ENTRIES
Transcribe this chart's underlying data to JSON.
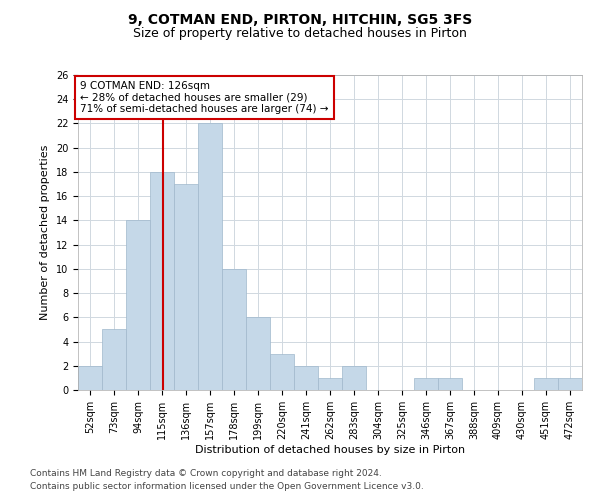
{
  "title": "9, COTMAN END, PIRTON, HITCHIN, SG5 3FS",
  "subtitle": "Size of property relative to detached houses in Pirton",
  "xlabel": "Distribution of detached houses by size in Pirton",
  "ylabel": "Number of detached properties",
  "bin_labels": [
    "52sqm",
    "73sqm",
    "94sqm",
    "115sqm",
    "136sqm",
    "157sqm",
    "178sqm",
    "199sqm",
    "220sqm",
    "241sqm",
    "262sqm",
    "283sqm",
    "304sqm",
    "325sqm",
    "346sqm",
    "367sqm",
    "388sqm",
    "409sqm",
    "430sqm",
    "451sqm",
    "472sqm"
  ],
  "bin_edges": [
    52,
    73,
    94,
    115,
    136,
    157,
    178,
    199,
    220,
    241,
    262,
    283,
    304,
    325,
    346,
    367,
    388,
    409,
    430,
    451,
    472
  ],
  "bar_values": [
    2,
    5,
    14,
    18,
    17,
    22,
    10,
    6,
    3,
    2,
    1,
    2,
    0,
    0,
    1,
    1,
    0,
    0,
    0,
    1,
    1
  ],
  "bar_color": "#c5d8e8",
  "bar_edgecolor": "#a0b8cc",
  "grid_color": "#d0d8e0",
  "reference_line_x": 126,
  "reference_line_color": "#cc0000",
  "annotation_box_text": "9 COTMAN END: 126sqm\n← 28% of detached houses are smaller (29)\n71% of semi-detached houses are larger (74) →",
  "annotation_box_facecolor": "white",
  "annotation_box_edgecolor": "#cc0000",
  "ylim": [
    0,
    26
  ],
  "yticks": [
    0,
    2,
    4,
    6,
    8,
    10,
    12,
    14,
    16,
    18,
    20,
    22,
    24,
    26
  ],
  "footnote1": "Contains HM Land Registry data © Crown copyright and database right 2024.",
  "footnote2": "Contains public sector information licensed under the Open Government Licence v3.0.",
  "title_fontsize": 10,
  "subtitle_fontsize": 9,
  "annotation_fontsize": 7.5,
  "axis_label_fontsize": 8,
  "tick_fontsize": 7,
  "footnote_fontsize": 6.5
}
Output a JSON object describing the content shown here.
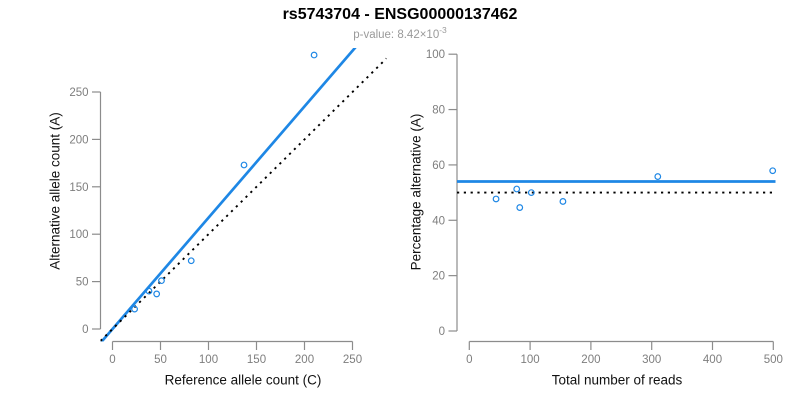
{
  "header": {
    "title": "rs5743704 - ENSG00000137462",
    "pvalue_text": "p-value: 8.42×10",
    "pvalue_exponent": "-3"
  },
  "colors": {
    "accent_blue": "#1E87E5",
    "dotted_black": "#000000",
    "axis_gray": "#8c8c8c",
    "tick_label_gray": "#7e7e7e",
    "title_black": "#000000",
    "subtitle_gray": "#9a9a9a",
    "background": "#ffffff"
  },
  "chart_data": [
    {
      "type": "scatter",
      "title": "rs5743704 - ENSG00000137462",
      "subtitle": "p-value: 8.42×10^-3",
      "xlabel": "Reference allele count (C)",
      "ylabel": "Alternative allele count (A)",
      "xticks": [
        0,
        50,
        100,
        150,
        200,
        250
      ],
      "yticks": [
        0,
        50,
        100,
        150,
        200,
        250
      ],
      "xlim": [
        -10,
        285
      ],
      "ylim": [
        -13,
        297
      ],
      "grid": false,
      "legend": "none",
      "points": [
        {
          "x": 23,
          "y": 21
        },
        {
          "x": 38,
          "y": 40
        },
        {
          "x": 46,
          "y": 37
        },
        {
          "x": 51,
          "y": 51
        },
        {
          "x": 82,
          "y": 72
        },
        {
          "x": 137,
          "y": 173
        },
        {
          "x": 210,
          "y": 289
        }
      ],
      "lines": [
        {
          "name": "fitted-ratio-line",
          "kind": "abline",
          "slope": 1.174,
          "intercept": 0,
          "style": "solid",
          "color": "#1E87E5"
        },
        {
          "name": "identity-line",
          "kind": "abline",
          "slope": 1,
          "intercept": 0,
          "style": "dotted",
          "color": "#000000"
        }
      ]
    },
    {
      "type": "scatter",
      "xlabel": "Total number of reads",
      "ylabel": "Percentage alternative (A)",
      "xticks": [
        0,
        100,
        200,
        300,
        400,
        500
      ],
      "yticks": [
        0,
        20,
        40,
        60,
        80,
        100
      ],
      "xlim": [
        -20,
        503
      ],
      "ylim": [
        -4,
        104
      ],
      "grid": false,
      "legend": "none",
      "points": [
        {
          "x": 44,
          "y": 47.7
        },
        {
          "x": 78,
          "y": 51.3
        },
        {
          "x": 83,
          "y": 44.6
        },
        {
          "x": 102,
          "y": 50.0
        },
        {
          "x": 154,
          "y": 46.8
        },
        {
          "x": 310,
          "y": 55.8
        },
        {
          "x": 499,
          "y": 57.9
        }
      ],
      "lines": [
        {
          "name": "fitted-percentage-line",
          "kind": "hline",
          "y": 54,
          "style": "solid",
          "color": "#1E87E5"
        },
        {
          "name": "null-percentage-line",
          "kind": "hline",
          "y": 50,
          "style": "dotted",
          "color": "#000000"
        }
      ]
    }
  ]
}
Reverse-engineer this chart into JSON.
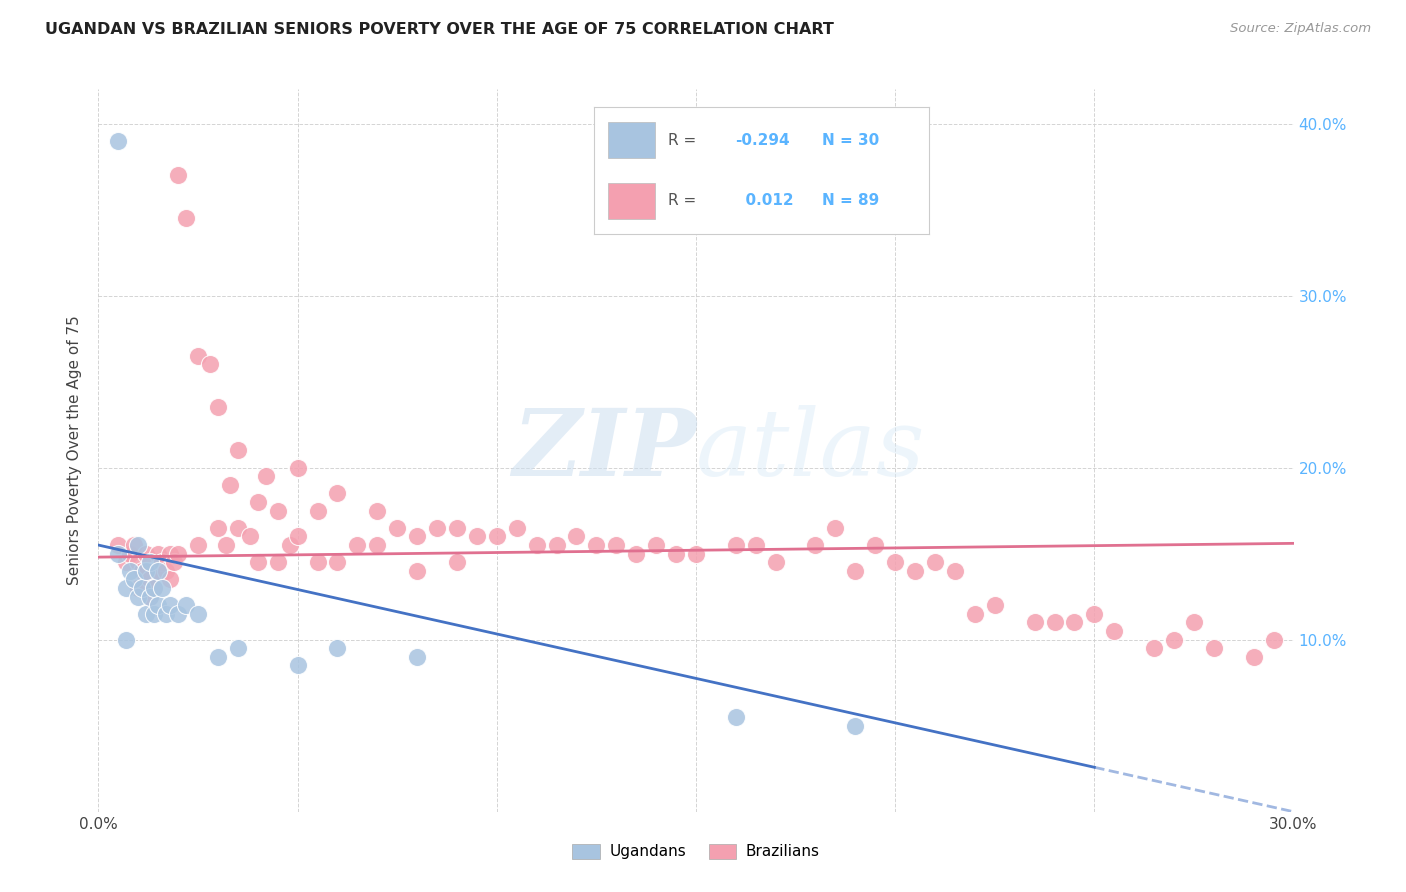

SHORT EXERCISE
Without the pictures, restate all the entries above exactly.

IN RESPONSE
Transcribe this chart's underlying data to JSON.
{
  "title": "9, COTMAN END, PIRTON, HITCHIN, SG5 3FS",
  "subtitle": "Size of property relative to detached houses in Pirton",
  "xlabel": "Distribution of detached houses by size in Pirton",
  "ylabel": "Number of detached properties",
  "bin_labels": [
    "52sqm",
    "73sqm",
    "94sqm",
    "115sqm",
    "136sqm",
    "157sqm",
    "178sqm",
    "199sqm",
    "220sqm",
    "241sqm",
    "262sqm",
    "283sqm",
    "304sqm",
    "325sqm",
    "346sqm",
    "367sqm",
    "388sqm",
    "409sqm",
    "430sqm",
    "451sqm",
    "472sqm"
  ],
  "bin_edges": [
    52,
    73,
    94,
    115,
    136,
    157,
    178,
    199,
    220,
    241,
    262,
    283,
    304,
    325,
    346,
    367,
    388,
    409,
    430,
    451,
    472
  ],
  "bar_values": [
    2,
    5,
    14,
    18,
    17,
    22,
    10,
    6,
    3,
    2,
    1,
    2,
    0,
    0,
    1,
    1,
    0,
    0,
    0,
    1,
    1
  ],
  "bar_color": "#c5d8e8",
  "bar_edgecolor": "#a0b8cc",
  "grid_color": "#d0d8e0",
  "reference_line_x": 126,
  "reference_line_color": "#cc0000",
  "annotation_box_text": "9 COTMAN END: 126sqm\n← 28% of detached houses are smaller (29)\n71% of semi-detached houses are larger (74) →",
  "annotation_box_facecolor": "white",
  "annotation_box_edgecolor": "#cc0000",
  "ylim": [
    0,
    26
  ],
  "yticks": [
    0,
    2,
    4,
    6,
    8,
    10,
    12,
    14,
    16,
    18,
    20,
    22,
    24,
    26
  ],
  "footnote1": "Contains HM Land Registry data © Crown copyright and database right 2024.",
  "footnote2": "Contains public sector information licensed under the Open Government Licence v3.0.",
  "title_fontsize": 10,
  "subtitle_fontsize": 9,
  "annotation_fontsize": 7.5,
  "axis_label_fontsize": 8,
  "tick_fontsize": 7,
  "footnote_fontsize": 6.5
}
Output a JSON object describing the content shown here.
{
  "header": {
    "title": "rs5743704 - ENSG00000137462",
    "pvalue_text": "p-value: 8.42×10",
    "pvalue_exponent": "-3"
  },
  "colors": {
    "accent_blue": "#1E87E5",
    "dotted_black": "#000000",
    "axis_gray": "#8c8c8c",
    "tick_label_gray": "#7e7e7e",
    "title_black": "#000000",
    "subtitle_gray": "#9a9a9a",
    "background": "#ffffff"
  },
  "chart_data": [
    {
      "type": "scatter",
      "title": "rs5743704 - ENSG00000137462",
      "subtitle": "p-value: 8.42×10^-3",
      "xlabel": "Reference allele count (C)",
      "ylabel": "Alternative allele count (A)",
      "xticks": [
        0,
        50,
        100,
        150,
        200,
        250
      ],
      "yticks": [
        0,
        50,
        100,
        150,
        200,
        250
      ],
      "xlim": [
        -10,
        285
      ],
      "ylim": [
        -13,
        297
      ],
      "grid": false,
      "legend": "none",
      "points": [
        {
          "x": 23,
          "y": 21
        },
        {
          "x": 38,
          "y": 40
        },
        {
          "x": 46,
          "y": 37
        },
        {
          "x": 51,
          "y": 51
        },
        {
          "x": 82,
          "y": 72
        },
        {
          "x": 137,
          "y": 173
        },
        {
          "x": 210,
          "y": 289
        }
      ],
      "lines": [
        {
          "name": "fitted-ratio-line",
          "kind": "abline",
          "slope": 1.174,
          "intercept": 0,
          "style": "solid",
          "color": "#1E87E5"
        },
        {
          "name": "identity-line",
          "kind": "abline",
          "slope": 1,
          "intercept": 0,
          "style": "dotted",
          "color": "#000000"
        }
      ]
    },
    {
      "type": "scatter",
      "xlabel": "Total number of reads",
      "ylabel": "Percentage alternative (A)",
      "xticks": [
        0,
        100,
        200,
        300,
        400,
        500
      ],
      "yticks": [
        0,
        20,
        40,
        60,
        80,
        100
      ],
      "xlim": [
        -20,
        503
      ],
      "ylim": [
        -4,
        104
      ],
      "grid": false,
      "legend": "none",
      "points": [
        {
          "x": 44,
          "y": 47.7
        },
        {
          "x": 78,
          "y": 51.3
        },
        {
          "x": 83,
          "y": 44.6
        },
        {
          "x": 102,
          "y": 50.0
        },
        {
          "x": 154,
          "y": 46.8
        },
        {
          "x": 310,
          "y": 55.8
        },
        {
          "x": 499,
          "y": 57.9
        }
      ],
      "lines": [
        {
          "name": "fitted-percentage-line",
          "kind": "hline",
          "y": 54,
          "style": "solid",
          "color": "#1E87E5"
        },
        {
          "name": "null-percentage-line",
          "kind": "hline",
          "y": 50,
          "style": "dotted",
          "color": "#000000"
        }
      ]
    }
  ]
}
Reverse-engineer this chart into JSON.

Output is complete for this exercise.